### THE REQUEST
Quote every line of the entries below word for word, but leave out the pictures.

(Recorded data)

····················

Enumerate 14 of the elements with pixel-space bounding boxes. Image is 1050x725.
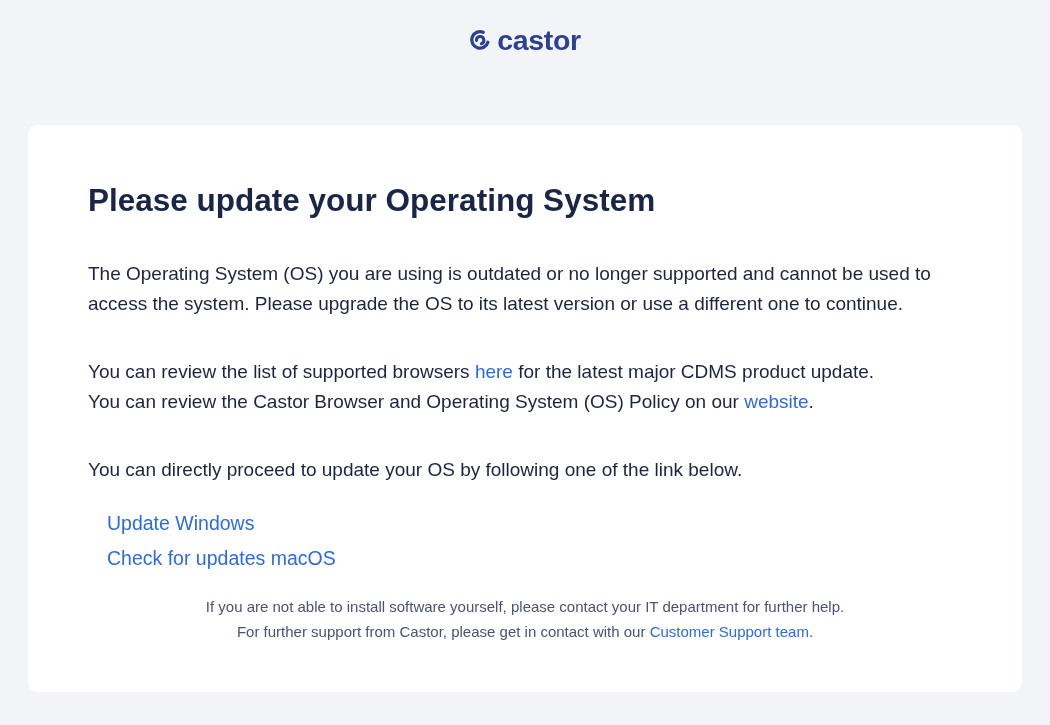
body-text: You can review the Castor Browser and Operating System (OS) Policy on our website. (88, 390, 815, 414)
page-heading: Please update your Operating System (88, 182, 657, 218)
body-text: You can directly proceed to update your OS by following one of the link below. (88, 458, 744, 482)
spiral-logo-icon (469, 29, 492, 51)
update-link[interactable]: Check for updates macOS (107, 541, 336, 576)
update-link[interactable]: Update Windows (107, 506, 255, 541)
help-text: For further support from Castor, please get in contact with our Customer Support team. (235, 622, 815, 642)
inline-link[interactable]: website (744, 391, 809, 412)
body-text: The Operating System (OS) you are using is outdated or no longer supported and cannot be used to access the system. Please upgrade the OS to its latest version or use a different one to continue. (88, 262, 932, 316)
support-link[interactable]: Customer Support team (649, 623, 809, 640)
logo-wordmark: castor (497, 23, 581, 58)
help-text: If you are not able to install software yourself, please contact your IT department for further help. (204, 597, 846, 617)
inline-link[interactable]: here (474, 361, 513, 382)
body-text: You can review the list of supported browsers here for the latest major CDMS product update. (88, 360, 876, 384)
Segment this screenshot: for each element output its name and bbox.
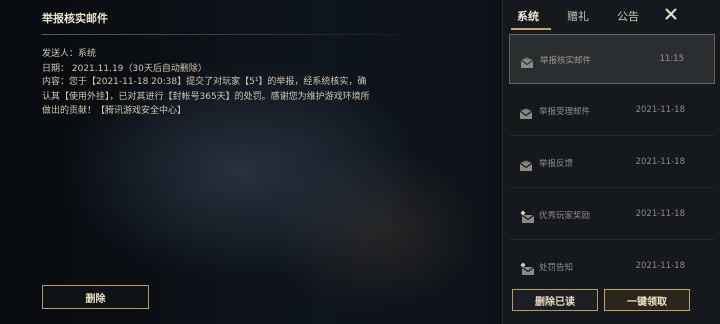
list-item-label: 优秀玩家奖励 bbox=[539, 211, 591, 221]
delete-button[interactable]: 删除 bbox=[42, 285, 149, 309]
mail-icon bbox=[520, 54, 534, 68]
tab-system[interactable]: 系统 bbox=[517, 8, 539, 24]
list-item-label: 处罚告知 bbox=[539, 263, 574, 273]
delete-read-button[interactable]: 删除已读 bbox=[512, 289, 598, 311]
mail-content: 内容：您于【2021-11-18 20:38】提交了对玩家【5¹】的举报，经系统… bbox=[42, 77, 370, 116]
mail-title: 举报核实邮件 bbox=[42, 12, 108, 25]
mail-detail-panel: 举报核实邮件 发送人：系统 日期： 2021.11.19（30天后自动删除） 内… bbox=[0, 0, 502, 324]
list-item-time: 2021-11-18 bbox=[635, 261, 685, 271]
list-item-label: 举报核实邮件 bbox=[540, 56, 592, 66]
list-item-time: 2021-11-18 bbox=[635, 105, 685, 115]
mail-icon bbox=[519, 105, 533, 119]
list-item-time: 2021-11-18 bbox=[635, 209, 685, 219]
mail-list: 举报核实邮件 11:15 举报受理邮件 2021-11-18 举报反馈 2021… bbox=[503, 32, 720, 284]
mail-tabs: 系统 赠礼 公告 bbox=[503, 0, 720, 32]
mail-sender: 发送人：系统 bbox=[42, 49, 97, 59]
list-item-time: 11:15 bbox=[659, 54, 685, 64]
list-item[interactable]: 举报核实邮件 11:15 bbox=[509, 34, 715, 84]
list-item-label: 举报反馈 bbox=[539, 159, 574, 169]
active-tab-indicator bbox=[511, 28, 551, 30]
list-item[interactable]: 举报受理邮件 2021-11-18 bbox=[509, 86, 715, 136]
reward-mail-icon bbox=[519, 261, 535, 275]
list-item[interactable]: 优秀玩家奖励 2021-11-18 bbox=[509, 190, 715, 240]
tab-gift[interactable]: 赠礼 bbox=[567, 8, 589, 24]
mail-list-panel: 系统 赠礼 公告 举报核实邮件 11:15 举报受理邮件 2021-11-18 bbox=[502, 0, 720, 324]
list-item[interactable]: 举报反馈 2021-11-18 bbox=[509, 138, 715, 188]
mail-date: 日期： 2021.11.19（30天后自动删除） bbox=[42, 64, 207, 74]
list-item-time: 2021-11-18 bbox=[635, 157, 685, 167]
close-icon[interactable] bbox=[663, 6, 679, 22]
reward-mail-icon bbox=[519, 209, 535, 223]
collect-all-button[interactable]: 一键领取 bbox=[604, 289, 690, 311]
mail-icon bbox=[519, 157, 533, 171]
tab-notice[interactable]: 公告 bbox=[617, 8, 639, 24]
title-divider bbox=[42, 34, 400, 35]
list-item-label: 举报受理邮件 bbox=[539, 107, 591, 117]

····················

### COMPLETED TASK
Enumerate 14 of the elements with pixel-space bounding boxes. Image is 1050x725.
body-text: You can review the Castor Browser and Operating System (OS) Policy on our website. (88, 390, 815, 414)
page-heading: Please update your Operating System (88, 182, 657, 218)
body-text: You can directly proceed to update your OS by following one of the link below. (88, 458, 744, 482)
spiral-logo-icon (469, 29, 492, 51)
update-link[interactable]: Check for updates macOS (107, 541, 336, 576)
update-link[interactable]: Update Windows (107, 506, 255, 541)
help-text: For further support from Castor, please get in contact with our Customer Support team. (235, 622, 815, 642)
inline-link[interactable]: website (744, 391, 809, 412)
body-text: The Operating System (OS) you are using is outdated or no longer supported and cannot be used to access the system. Please upgrade the OS to its latest version or use a different one to continue. (88, 262, 932, 316)
support-link[interactable]: Customer Support team (649, 623, 809, 640)
logo-wordmark: castor (497, 23, 581, 58)
help-text: If you are not able to install software yourself, please contact your IT department for further help. (204, 597, 846, 617)
inline-link[interactable]: here (474, 361, 513, 382)
body-text: You can review the list of supported browsers here for the latest major CDMS product update. (88, 360, 876, 384)
Segment this screenshot: for each element output its name and bbox.
list-item-label: 优秀玩家奖励 bbox=[539, 211, 591, 221]
delete-button[interactable]: 删除 bbox=[42, 285, 149, 309]
mail-icon bbox=[520, 54, 534, 68]
tab-system[interactable]: 系统 bbox=[517, 8, 539, 24]
list-item-label: 处罚告知 bbox=[539, 263, 574, 273]
delete-read-button[interactable]: 删除已读 bbox=[512, 289, 598, 311]
mail-content: 内容：您于【2021-11-18 20:38】提交了对玩家【5¹】的举报，经系统… bbox=[42, 77, 370, 116]
mail-title: 举报核实邮件 bbox=[42, 12, 108, 25]
mail-detail-panel: 举报核实邮件 发送人：系统 日期： 2021.11.19（30天后自动删除） 内… bbox=[0, 0, 502, 324]
list-item-time: 2021-11-18 bbox=[635, 261, 685, 271]
list-item-label: 举报核实邮件 bbox=[540, 56, 592, 66]
list-item-time: 2021-11-18 bbox=[635, 105, 685, 115]
mail-icon bbox=[519, 105, 533, 119]
list-item-time: 2021-11-18 bbox=[635, 209, 685, 219]
mail-list: 举报核实邮件 11:15 举报受理邮件 2021-11-18 举报反馈 2021… bbox=[503, 32, 720, 284]
mail-tabs: 系统 赠礼 公告 bbox=[503, 0, 720, 32]
mail-sender: 发送人：系统 bbox=[42, 49, 97, 59]
list-item-time: 11:15 bbox=[659, 54, 685, 64]
list-item[interactable]: 举报核实邮件 11:15 bbox=[509, 34, 715, 84]
list-item-label: 举报反馈 bbox=[539, 159, 574, 169]
active-tab-indicator bbox=[511, 28, 551, 30]
list-item[interactable]: 举报受理邮件 2021-11-18 bbox=[509, 86, 715, 136]
reward-mail-icon bbox=[519, 261, 535, 275]
list-item[interactable]: 优秀玩家奖励 2021-11-18 bbox=[509, 190, 715, 240]
tab-gift[interactable]: 赠礼 bbox=[567, 8, 589, 24]
mail-list-panel: 系统 赠礼 公告 举报核实邮件 11:15 举报受理邮件 2021-11-18 bbox=[502, 0, 720, 324]
list-item[interactable]: 举报反馈 2021-11-18 bbox=[509, 138, 715, 188]
mail-date: 日期： 2021.11.19（30天后自动删除） bbox=[42, 64, 207, 74]
list-item-time: 2021-11-18 bbox=[635, 157, 685, 167]
close-icon[interactable] bbox=[663, 6, 679, 22]
reward-mail-icon bbox=[519, 209, 535, 223]
collect-all-button[interactable]: 一键领取 bbox=[604, 289, 690, 311]
mail-icon bbox=[519, 157, 533, 171]
tab-notice[interactable]: 公告 bbox=[617, 8, 639, 24]
title-divider bbox=[42, 34, 400, 35]
list-item-label: 举报受理邮件 bbox=[539, 107, 591, 117]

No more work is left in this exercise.